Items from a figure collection
.....
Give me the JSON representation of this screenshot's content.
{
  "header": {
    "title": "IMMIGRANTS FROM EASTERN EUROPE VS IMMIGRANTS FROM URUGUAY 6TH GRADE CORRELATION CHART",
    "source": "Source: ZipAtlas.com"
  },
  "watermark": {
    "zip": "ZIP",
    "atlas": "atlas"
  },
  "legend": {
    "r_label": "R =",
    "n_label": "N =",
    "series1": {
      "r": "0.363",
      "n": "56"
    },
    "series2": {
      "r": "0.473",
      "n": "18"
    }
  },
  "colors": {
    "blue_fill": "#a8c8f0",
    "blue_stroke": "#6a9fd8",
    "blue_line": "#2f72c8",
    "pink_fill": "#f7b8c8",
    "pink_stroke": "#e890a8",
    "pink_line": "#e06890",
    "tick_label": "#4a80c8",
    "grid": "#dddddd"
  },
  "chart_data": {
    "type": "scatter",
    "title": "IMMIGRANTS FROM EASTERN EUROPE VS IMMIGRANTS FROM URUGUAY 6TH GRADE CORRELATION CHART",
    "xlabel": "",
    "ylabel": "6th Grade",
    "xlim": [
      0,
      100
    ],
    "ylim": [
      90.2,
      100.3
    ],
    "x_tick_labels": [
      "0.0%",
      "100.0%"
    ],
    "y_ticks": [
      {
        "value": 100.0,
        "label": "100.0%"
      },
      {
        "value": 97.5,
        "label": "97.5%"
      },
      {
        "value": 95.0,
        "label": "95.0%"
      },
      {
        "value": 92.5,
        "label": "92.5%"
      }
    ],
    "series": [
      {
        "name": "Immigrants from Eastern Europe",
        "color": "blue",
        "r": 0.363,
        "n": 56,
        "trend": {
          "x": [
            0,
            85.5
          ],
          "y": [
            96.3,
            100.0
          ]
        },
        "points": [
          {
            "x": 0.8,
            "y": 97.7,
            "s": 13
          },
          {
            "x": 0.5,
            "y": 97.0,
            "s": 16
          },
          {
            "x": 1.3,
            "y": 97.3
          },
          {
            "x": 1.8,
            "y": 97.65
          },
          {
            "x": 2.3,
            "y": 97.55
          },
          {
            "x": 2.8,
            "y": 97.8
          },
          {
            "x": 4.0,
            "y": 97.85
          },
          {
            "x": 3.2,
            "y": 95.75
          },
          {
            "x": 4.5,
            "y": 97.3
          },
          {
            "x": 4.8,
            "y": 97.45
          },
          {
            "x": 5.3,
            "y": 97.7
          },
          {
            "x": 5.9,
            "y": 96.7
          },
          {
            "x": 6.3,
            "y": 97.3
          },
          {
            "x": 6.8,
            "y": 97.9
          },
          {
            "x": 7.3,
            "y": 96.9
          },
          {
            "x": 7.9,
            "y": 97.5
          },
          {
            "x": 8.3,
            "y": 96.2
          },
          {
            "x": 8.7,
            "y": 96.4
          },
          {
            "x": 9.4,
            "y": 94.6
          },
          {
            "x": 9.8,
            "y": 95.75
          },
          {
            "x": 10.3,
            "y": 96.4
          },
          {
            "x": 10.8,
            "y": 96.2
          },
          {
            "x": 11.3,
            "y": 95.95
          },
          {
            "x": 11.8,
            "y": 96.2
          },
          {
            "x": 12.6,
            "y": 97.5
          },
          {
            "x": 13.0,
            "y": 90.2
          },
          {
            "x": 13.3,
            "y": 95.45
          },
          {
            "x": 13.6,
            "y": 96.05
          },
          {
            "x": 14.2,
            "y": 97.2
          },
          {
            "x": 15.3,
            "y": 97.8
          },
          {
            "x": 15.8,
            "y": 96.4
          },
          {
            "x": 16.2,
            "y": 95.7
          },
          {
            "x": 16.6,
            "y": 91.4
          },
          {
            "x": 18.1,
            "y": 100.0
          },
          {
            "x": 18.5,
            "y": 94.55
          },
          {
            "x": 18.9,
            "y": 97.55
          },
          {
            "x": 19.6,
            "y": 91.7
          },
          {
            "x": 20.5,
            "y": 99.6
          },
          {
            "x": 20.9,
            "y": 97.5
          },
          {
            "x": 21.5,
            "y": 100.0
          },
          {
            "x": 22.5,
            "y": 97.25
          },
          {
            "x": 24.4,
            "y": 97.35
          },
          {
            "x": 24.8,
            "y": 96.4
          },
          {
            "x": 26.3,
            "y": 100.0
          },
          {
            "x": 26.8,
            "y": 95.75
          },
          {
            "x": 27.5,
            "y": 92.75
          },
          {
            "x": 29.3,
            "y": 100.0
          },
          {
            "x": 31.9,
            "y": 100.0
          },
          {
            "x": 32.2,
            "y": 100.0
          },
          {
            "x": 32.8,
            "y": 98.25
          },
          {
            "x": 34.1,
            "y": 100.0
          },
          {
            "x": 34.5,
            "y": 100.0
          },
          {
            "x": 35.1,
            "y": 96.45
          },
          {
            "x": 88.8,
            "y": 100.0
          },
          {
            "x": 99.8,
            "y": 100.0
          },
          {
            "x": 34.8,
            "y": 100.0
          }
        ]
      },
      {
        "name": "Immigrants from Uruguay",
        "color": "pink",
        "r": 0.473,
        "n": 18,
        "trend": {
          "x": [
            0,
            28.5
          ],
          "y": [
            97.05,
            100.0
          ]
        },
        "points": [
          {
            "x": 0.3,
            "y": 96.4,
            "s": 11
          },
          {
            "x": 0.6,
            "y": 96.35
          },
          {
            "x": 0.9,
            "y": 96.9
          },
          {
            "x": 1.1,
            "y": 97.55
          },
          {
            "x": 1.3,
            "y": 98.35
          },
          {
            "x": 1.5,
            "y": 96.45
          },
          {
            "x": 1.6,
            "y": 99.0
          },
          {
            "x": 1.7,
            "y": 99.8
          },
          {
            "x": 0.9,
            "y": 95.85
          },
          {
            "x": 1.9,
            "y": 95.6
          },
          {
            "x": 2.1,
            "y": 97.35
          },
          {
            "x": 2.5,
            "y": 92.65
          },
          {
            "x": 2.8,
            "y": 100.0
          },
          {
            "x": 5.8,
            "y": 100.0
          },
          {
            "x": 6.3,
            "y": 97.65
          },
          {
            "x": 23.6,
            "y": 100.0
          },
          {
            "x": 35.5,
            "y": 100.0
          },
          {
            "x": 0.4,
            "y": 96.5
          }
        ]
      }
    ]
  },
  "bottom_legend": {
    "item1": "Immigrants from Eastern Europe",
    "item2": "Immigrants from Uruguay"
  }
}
.....
Problem requirements - Send back each record exactly as it stands.

The response -
Give me the JSON representation of this screenshot's content.
{
  "header": {
    "title": "IMMIGRANTS FROM EASTERN EUROPE VS IMMIGRANTS FROM URUGUAY 6TH GRADE CORRELATION CHART",
    "source": "Source: ZipAtlas.com"
  },
  "watermark": {
    "zip": "ZIP",
    "atlas": "atlas"
  },
  "legend": {
    "r_label": "R =",
    "n_label": "N =",
    "series1": {
      "r": "0.363",
      "n": "56"
    },
    "series2": {
      "r": "0.473",
      "n": "18"
    }
  },
  "colors": {
    "blue_fill": "#a8c8f0",
    "blue_stroke": "#6a9fd8",
    "blue_line": "#2f72c8",
    "pink_fill": "#f7b8c8",
    "pink_stroke": "#e890a8",
    "pink_line": "#e06890",
    "tick_label": "#4a80c8",
    "grid": "#dddddd"
  },
  "chart_data": {
    "type": "scatter",
    "title": "IMMIGRANTS FROM EASTERN EUROPE VS IMMIGRANTS FROM URUGUAY 6TH GRADE CORRELATION CHART",
    "xlabel": "",
    "ylabel": "6th Grade",
    "xlim": [
      0,
      100
    ],
    "ylim": [
      90.2,
      100.3
    ],
    "x_tick_labels": [
      "0.0%",
      "100.0%"
    ],
    "y_ticks": [
      {
        "value": 100.0,
        "label": "100.0%"
      },
      {
        "value": 97.5,
        "label": "97.5%"
      },
      {
        "value": 95.0,
        "label": "95.0%"
      },
      {
        "value": 92.5,
        "label": "92.5%"
      }
    ],
    "series": [
      {
        "name": "Immigrants from Eastern Europe",
        "color": "blue",
        "r": 0.363,
        "n": 56,
        "trend": {
          "x": [
            0,
            85.5
          ],
          "y": [
            96.3,
            100.0
          ]
        },
        "points": [
          {
            "x": 0.8,
            "y": 97.7,
            "s": 13
          },
          {
            "x": 0.5,
            "y": 97.0,
            "s": 16
          },
          {
            "x": 1.3,
            "y": 97.3
          },
          {
            "x": 1.8,
            "y": 97.65
          },
          {
            "x": 2.3,
            "y": 97.55
          },
          {
            "x": 2.8,
            "y": 97.8
          },
          {
            "x": 4.0,
            "y": 97.85
          },
          {
            "x": 3.2,
            "y": 95.75
          },
          {
            "x": 4.5,
            "y": 97.3
          },
          {
            "x": 4.8,
            "y": 97.45
          },
          {
            "x": 5.3,
            "y": 97.7
          },
          {
            "x": 5.9,
            "y": 96.7
          },
          {
            "x": 6.3,
            "y": 97.3
          },
          {
            "x": 6.8,
            "y": 97.9
          },
          {
            "x": 7.3,
            "y": 96.9
          },
          {
            "x": 7.9,
            "y": 97.5
          },
          {
            "x": 8.3,
            "y": 96.2
          },
          {
            "x": 8.7,
            "y": 96.4
          },
          {
            "x": 9.4,
            "y": 94.6
          },
          {
            "x": 9.8,
            "y": 95.75
          },
          {
            "x": 10.3,
            "y": 96.4
          },
          {
            "x": 10.8,
            "y": 96.2
          },
          {
            "x": 11.3,
            "y": 95.95
          },
          {
            "x": 11.8,
            "y": 96.2
          },
          {
            "x": 12.6,
            "y": 97.5
          },
          {
            "x": 13.0,
            "y": 90.2
          },
          {
            "x": 13.3,
            "y": 95.45
          },
          {
            "x": 13.6,
            "y": 96.05
          },
          {
            "x": 14.2,
            "y": 97.2
          },
          {
            "x": 15.3,
            "y": 97.8
          },
          {
            "x": 15.8,
            "y": 96.4
          },
          {
            "x": 16.2,
            "y": 95.7
          },
          {
            "x": 16.6,
            "y": 91.4
          },
          {
            "x": 18.1,
            "y": 100.0
          },
          {
            "x": 18.5,
            "y": 94.55
          },
          {
            "x": 18.9,
            "y": 97.55
          },
          {
            "x": 19.6,
            "y": 91.7
          },
          {
            "x": 20.5,
            "y": 99.6
          },
          {
            "x": 20.9,
            "y": 97.5
          },
          {
            "x": 21.5,
            "y": 100.0
          },
          {
            "x": 22.5,
            "y": 97.25
          },
          {
            "x": 24.4,
            "y": 97.35
          },
          {
            "x": 24.8,
            "y": 96.4
          },
          {
            "x": 26.3,
            "y": 100.0
          },
          {
            "x": 26.8,
            "y": 95.75
          },
          {
            "x": 27.5,
            "y": 92.75
          },
          {
            "x": 29.3,
            "y": 100.0
          },
          {
            "x": 31.9,
            "y": 100.0
          },
          {
            "x": 32.2,
            "y": 100.0
          },
          {
            "x": 32.8,
            "y": 98.25
          },
          {
            "x": 34.1,
            "y": 100.0
          },
          {
            "x": 34.5,
            "y": 100.0
          },
          {
            "x": 35.1,
            "y": 96.45
          },
          {
            "x": 88.8,
            "y": 100.0
          },
          {
            "x": 99.8,
            "y": 100.0
          },
          {
            "x": 34.8,
            "y": 100.0
          }
        ]
      },
      {
        "name": "Immigrants from Uruguay",
        "color": "pink",
        "r": 0.473,
        "n": 18,
        "trend": {
          "x": [
            0,
            28.5
          ],
          "y": [
            97.05,
            100.0
          ]
        },
        "points": [
          {
            "x": 0.3,
            "y": 96.4,
            "s": 11
          },
          {
            "x": 0.6,
            "y": 96.35
          },
          {
            "x": 0.9,
            "y": 96.9
          },
          {
            "x": 1.1,
            "y": 97.55
          },
          {
            "x": 1.3,
            "y": 98.35
          },
          {
            "x": 1.5,
            "y": 96.45
          },
          {
            "x": 1.6,
            "y": 99.0
          },
          {
            "x": 1.7,
            "y": 99.8
          },
          {
            "x": 0.9,
            "y": 95.85
          },
          {
            "x": 1.9,
            "y": 95.6
          },
          {
            "x": 2.1,
            "y": 97.35
          },
          {
            "x": 2.5,
            "y": 92.65
          },
          {
            "x": 2.8,
            "y": 100.0
          },
          {
            "x": 5.8,
            "y": 100.0
          },
          {
            "x": 6.3,
            "y": 97.65
          },
          {
            "x": 23.6,
            "y": 100.0
          },
          {
            "x": 35.5,
            "y": 100.0
          },
          {
            "x": 0.4,
            "y": 96.5
          }
        ]
      }
    ]
  },
  "bottom_legend": {
    "item1": "Immigrants from Eastern Europe",
    "item2": "Immigrants from Uruguay"
  }
}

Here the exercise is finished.